-- Aim --
Select from the records below every line that has the word "coroner" in it.

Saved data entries
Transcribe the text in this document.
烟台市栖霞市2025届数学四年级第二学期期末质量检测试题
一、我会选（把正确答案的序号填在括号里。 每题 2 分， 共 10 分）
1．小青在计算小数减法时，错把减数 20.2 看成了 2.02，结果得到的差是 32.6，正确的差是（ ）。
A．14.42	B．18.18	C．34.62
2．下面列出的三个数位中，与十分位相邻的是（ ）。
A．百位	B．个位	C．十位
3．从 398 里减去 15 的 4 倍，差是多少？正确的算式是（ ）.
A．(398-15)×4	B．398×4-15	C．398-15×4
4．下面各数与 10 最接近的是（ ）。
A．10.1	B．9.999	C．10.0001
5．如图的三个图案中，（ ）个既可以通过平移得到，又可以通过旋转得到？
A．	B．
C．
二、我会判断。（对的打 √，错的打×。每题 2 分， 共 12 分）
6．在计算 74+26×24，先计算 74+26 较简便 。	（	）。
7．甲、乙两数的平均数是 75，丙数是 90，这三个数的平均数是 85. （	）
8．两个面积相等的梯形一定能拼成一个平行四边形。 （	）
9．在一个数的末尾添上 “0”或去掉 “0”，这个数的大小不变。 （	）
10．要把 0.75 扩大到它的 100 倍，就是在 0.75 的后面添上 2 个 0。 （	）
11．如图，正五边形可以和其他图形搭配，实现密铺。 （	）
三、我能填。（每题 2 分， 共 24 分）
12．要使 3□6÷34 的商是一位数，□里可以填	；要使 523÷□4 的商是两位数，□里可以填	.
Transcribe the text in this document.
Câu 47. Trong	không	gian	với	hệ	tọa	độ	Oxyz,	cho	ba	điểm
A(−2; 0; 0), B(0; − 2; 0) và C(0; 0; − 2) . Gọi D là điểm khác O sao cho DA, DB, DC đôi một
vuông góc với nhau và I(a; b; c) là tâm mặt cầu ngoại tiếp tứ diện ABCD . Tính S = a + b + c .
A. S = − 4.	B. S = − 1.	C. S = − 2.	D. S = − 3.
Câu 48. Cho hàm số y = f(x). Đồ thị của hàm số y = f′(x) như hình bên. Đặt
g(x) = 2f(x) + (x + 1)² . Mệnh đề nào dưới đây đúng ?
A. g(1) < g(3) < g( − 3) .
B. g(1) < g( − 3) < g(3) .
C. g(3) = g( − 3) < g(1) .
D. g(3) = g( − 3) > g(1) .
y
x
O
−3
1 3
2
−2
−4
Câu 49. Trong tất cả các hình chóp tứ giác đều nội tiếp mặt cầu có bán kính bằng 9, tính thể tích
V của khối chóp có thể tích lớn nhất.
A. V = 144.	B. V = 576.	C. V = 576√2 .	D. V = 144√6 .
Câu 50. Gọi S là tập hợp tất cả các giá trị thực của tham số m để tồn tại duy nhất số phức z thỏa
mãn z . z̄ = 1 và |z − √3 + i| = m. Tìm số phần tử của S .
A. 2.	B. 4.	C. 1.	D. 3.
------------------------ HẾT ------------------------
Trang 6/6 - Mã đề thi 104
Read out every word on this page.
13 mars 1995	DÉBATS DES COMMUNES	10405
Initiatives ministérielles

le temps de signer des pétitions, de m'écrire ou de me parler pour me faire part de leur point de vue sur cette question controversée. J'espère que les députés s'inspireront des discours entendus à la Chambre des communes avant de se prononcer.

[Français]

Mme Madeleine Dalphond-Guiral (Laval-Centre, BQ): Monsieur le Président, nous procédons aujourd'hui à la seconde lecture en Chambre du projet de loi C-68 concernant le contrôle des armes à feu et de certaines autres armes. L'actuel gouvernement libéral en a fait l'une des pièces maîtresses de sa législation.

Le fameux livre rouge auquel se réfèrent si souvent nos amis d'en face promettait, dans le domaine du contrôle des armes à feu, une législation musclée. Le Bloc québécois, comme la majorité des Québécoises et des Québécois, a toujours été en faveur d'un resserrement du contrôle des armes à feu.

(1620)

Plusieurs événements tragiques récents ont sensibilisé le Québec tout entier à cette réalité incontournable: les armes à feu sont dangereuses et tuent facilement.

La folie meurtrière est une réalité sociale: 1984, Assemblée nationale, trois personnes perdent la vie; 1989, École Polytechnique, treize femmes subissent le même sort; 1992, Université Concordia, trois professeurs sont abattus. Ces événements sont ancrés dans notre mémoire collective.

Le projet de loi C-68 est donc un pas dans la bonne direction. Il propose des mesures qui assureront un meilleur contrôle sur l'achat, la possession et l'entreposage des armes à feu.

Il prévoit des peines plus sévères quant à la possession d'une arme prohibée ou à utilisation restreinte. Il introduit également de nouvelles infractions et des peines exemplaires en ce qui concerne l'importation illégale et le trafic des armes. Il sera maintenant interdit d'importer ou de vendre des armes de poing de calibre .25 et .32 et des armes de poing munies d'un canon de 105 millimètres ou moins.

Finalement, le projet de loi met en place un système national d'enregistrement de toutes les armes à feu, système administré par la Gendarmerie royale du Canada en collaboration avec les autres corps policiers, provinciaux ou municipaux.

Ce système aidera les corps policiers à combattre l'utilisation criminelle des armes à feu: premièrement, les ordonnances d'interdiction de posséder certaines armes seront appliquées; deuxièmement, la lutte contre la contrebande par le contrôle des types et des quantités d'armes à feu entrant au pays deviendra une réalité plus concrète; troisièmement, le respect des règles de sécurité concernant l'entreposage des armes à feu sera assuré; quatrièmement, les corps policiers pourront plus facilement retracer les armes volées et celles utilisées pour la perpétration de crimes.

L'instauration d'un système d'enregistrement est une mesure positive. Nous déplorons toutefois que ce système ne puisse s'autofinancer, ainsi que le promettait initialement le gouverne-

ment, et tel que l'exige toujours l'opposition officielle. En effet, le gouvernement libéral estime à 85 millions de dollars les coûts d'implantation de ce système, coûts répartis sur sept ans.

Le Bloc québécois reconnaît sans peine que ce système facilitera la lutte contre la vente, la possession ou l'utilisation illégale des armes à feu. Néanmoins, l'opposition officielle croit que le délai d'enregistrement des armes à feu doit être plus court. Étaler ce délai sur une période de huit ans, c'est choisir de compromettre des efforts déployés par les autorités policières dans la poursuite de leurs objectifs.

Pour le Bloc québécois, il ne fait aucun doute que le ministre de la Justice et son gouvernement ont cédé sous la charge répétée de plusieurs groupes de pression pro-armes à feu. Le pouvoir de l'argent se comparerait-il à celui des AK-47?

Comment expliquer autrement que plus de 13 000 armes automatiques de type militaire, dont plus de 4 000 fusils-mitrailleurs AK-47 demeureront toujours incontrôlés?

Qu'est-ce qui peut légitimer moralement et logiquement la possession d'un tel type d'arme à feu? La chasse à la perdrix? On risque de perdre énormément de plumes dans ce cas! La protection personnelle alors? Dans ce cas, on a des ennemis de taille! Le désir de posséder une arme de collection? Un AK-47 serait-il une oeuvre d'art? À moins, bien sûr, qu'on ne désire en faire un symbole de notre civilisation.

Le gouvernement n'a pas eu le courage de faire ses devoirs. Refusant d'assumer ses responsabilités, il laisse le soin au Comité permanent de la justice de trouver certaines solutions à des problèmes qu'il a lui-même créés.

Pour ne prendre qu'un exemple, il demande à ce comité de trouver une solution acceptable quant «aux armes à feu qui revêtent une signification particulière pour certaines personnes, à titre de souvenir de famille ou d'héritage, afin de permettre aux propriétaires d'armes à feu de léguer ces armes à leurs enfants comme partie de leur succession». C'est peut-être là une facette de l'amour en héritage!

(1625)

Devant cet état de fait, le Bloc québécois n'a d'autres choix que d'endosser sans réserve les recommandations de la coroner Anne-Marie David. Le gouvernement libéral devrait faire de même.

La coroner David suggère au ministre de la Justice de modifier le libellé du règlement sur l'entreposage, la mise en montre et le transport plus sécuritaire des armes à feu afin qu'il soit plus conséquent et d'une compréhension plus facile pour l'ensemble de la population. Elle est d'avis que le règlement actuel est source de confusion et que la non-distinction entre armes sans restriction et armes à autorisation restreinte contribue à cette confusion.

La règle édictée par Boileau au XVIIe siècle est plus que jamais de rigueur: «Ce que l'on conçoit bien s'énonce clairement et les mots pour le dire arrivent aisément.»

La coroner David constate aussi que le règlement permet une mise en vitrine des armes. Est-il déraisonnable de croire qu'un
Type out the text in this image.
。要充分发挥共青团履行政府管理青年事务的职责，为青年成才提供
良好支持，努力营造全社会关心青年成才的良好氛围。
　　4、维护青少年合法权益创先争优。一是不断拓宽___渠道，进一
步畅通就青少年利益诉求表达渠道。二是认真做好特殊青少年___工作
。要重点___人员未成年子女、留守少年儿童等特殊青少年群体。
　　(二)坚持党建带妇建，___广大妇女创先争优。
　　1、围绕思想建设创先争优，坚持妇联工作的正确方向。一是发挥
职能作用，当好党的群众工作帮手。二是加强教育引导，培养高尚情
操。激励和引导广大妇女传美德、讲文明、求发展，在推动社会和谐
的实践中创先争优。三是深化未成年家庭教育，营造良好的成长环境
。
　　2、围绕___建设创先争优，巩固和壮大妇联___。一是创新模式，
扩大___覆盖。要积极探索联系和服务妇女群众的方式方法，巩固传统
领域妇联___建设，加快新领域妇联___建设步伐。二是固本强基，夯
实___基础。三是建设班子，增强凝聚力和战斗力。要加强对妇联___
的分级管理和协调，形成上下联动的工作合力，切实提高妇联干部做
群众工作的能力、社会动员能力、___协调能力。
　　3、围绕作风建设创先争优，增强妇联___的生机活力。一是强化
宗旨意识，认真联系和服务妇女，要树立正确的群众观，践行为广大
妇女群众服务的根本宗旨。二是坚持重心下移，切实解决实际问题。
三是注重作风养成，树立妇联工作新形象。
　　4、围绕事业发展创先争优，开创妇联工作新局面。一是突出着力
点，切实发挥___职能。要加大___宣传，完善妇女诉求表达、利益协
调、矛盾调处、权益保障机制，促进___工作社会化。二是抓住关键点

-- Result --
Devant cet état de fait, le Bloc québécois n'a d'autres choix que d'endosser sans réserve les recommandations de la coroner Anne-Marie David. Le gouvernement libéral devrait faire de même.
La coroner David suggère au ministre de la Justice de modifier le libellé du règlement sur l'entreposage, la mise en montre et le transport plus sécuritaire des armes à feu afin qu'il soit plus conséquent et d'une compréhension plus facile pour l'ensemble de la population. Elle est d'avis que le règlement actuel est source de confusion et que la non-distinction entre armes sans restriction et armes à autorisation restreinte contribue à cette confusion.
La coroner David constate aussi que le règlement permet une mise en vitrine des armes. Est-il déraisonnable de croire qu'un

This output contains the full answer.